══ RECORDS ══

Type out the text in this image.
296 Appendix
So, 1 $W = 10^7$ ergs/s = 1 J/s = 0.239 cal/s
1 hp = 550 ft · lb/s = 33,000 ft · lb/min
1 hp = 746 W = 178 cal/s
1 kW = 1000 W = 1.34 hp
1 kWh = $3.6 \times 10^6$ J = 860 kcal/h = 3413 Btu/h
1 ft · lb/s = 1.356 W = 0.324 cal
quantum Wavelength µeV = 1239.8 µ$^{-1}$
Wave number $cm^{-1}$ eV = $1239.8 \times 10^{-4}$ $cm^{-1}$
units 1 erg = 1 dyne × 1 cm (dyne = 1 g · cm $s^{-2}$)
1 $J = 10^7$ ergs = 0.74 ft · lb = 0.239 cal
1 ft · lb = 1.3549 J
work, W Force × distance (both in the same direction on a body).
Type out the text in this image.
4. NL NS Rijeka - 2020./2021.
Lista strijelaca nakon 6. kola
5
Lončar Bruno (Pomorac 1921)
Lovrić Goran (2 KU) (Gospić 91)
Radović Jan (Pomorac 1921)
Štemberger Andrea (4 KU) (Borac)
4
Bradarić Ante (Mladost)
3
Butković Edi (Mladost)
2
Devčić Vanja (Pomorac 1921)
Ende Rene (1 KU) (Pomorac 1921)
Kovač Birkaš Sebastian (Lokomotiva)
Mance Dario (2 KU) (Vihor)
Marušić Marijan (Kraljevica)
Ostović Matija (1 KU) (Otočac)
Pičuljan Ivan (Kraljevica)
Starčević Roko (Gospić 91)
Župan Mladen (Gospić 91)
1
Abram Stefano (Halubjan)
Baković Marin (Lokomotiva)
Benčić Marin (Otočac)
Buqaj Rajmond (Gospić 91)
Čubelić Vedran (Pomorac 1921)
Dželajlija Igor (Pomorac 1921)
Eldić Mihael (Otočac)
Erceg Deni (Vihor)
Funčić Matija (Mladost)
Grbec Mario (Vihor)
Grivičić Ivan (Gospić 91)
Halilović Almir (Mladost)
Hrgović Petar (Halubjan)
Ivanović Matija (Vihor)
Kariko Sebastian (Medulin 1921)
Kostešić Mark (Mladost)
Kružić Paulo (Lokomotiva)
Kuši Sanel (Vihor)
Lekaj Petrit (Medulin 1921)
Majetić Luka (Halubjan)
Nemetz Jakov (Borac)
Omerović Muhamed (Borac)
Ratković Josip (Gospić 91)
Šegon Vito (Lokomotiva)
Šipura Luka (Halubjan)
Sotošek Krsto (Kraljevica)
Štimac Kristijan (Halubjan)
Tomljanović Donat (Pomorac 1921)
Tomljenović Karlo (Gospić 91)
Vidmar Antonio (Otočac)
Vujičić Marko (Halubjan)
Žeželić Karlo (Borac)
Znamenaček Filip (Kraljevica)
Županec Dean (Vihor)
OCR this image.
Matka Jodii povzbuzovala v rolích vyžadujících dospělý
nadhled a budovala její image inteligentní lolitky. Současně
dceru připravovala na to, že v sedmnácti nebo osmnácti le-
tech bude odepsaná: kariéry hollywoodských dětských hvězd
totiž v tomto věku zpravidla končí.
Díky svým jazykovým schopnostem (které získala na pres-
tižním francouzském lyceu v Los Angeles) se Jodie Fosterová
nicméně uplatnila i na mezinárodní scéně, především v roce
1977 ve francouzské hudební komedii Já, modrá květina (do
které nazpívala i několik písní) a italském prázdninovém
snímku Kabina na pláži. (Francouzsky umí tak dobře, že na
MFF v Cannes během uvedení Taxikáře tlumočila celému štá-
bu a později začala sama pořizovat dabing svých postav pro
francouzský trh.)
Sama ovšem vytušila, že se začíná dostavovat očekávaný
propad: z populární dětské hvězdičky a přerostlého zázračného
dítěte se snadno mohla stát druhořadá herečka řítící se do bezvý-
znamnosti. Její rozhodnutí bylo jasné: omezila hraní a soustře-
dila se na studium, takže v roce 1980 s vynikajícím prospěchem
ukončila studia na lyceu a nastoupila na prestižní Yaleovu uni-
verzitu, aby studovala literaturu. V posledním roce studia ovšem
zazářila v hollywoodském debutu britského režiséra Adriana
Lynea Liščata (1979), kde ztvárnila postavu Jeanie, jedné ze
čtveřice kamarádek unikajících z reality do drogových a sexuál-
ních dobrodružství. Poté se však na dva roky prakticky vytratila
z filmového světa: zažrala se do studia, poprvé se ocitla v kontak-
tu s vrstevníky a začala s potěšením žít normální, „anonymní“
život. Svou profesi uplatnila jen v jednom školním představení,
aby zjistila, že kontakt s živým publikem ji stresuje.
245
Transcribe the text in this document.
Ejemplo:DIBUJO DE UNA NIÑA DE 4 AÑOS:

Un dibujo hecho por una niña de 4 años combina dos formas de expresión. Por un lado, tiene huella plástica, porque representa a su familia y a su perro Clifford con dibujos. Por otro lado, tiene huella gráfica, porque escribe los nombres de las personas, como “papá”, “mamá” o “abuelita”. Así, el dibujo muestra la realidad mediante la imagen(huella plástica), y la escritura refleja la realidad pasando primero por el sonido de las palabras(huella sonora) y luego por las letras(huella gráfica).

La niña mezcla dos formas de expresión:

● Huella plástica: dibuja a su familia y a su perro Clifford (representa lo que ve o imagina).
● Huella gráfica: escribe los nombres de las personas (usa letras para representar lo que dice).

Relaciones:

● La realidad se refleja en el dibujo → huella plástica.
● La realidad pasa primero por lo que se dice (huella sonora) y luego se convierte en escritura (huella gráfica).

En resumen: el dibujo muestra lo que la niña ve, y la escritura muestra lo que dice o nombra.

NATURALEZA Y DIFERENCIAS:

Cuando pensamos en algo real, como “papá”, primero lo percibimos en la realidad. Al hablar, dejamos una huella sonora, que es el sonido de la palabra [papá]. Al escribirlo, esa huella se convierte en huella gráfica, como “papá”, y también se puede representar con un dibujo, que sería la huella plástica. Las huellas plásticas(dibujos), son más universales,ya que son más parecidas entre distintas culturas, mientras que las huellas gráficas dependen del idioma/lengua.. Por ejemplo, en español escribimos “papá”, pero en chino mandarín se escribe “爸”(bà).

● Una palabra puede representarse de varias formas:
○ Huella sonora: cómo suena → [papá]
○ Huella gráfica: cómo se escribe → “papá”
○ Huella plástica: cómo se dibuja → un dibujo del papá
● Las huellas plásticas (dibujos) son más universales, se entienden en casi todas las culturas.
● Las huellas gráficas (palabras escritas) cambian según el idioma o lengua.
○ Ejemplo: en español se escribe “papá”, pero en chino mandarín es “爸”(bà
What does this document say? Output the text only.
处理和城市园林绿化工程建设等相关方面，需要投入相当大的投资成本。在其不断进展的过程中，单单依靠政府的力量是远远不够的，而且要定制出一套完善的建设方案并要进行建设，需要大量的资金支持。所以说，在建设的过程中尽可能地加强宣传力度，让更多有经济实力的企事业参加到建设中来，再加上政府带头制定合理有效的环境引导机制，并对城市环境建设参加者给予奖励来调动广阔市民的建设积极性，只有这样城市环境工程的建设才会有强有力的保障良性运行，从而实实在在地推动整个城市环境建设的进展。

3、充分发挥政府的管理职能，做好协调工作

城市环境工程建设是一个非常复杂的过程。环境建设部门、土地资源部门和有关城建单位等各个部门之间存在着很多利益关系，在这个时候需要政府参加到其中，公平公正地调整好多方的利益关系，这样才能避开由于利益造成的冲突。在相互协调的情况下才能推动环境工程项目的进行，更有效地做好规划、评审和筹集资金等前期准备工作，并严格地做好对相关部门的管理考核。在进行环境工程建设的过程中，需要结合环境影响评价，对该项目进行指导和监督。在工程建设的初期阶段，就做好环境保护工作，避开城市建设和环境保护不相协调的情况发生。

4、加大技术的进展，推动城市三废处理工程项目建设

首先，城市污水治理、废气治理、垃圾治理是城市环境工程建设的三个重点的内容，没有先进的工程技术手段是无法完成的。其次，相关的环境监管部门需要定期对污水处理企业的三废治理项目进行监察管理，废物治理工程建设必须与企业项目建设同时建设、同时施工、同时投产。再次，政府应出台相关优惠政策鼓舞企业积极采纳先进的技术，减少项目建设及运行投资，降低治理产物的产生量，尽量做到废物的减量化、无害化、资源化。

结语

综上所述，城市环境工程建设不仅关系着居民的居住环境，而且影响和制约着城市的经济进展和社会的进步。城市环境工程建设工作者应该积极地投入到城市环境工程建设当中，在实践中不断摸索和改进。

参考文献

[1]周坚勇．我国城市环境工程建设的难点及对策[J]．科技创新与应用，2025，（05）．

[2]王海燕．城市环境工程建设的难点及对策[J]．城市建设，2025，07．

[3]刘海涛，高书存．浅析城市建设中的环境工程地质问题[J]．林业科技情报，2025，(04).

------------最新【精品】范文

═══

-- TO BE DONE --
Return the lines beginning at the one that contains "What does this" and continuing through the last line of the data, exactly as they stand and without any others.

-- REPLY --
What does this document say? Output the text only.
处理和城市园林绿化工程建设等相关方面，需要投入相当大的投资成本。在其不断进展的过程中，单单依靠政府的力量是远远不够的，而且要定制出一套完善的建设方案并要进行建设，需要大量的资金支持。所以说，在建设的过程中尽可能地加强宣传力度，让更多有经济实力的企事业参加到建设中来，再加上政府带头制定合理有效的环境引导机制，并对城市环境建设参加者给予奖励来调动广阔市民的建设积极性，只有这样城市环境工程的建设才会有强有力的保障良性运行，从而实实在在地推动整个城市环境建设的进展。

3、充分发挥政府的管理职能，做好协调工作

城市环境工程建设是一个非常复杂的过程。环境建设部门、土地资源部门和有关城建单位等各个部门之间存在着很多利益关系，在这个时候需要政府参加到其中，公平公正地调整好多方的利益关系，这样才能避开由于利益造成的冲突。在相互协调的情况下才能推动环境工程项目的进行，更有效地做好规划、评审和筹集资金等前期准备工作，并严格地做好对相关部门的管理考核。在进行环境工程建设的过程中，需要结合环境影响评价，对该项目进行指导和监督。在工程建设的初期阶段，就做好环境保护工作，避开城市建设和环境保护不相协调的情况发生。

4、加大技术的进展，推动城市三废处理工程项目建设

首先，城市污水治理、废气治理、垃圾治理是城市环境工程建设的三个重点的内容，没有先进的工程技术手段是无法完成的。其次，相关的环境监管部门需要定期对污水处理企业的三废治理项目进行监察管理，废物治理工程建设必须与企业项目建设同时建设、同时施工、同时投产。再次，政府应出台相关优惠政策鼓舞企业积极采纳先进的技术，减少项目建设及运行投资，降低治理产物的产生量，尽量做到废物的减量化、无害化、资源化。

结语

综上所述，城市环境工程建设不仅关系着居民的居住环境，而且影响和制约着城市的经济进展和社会的进步。城市环境工程建设工作者应该积极地投入到城市环境工程建设当中，在实践中不断摸索和改进。

参考文献

[1]周坚勇．我国城市环境工程建设的难点及对策[J]．科技创新与应用，2025，（05）．

[2]王海燕．城市环境工程建设的难点及对策[J]．城市建设，2025，07．

[3]刘海涛，高书存．浅析城市建设中的环境工程地质问题[J]．林业科技情报，2025，(04).

------------最新【精品】范文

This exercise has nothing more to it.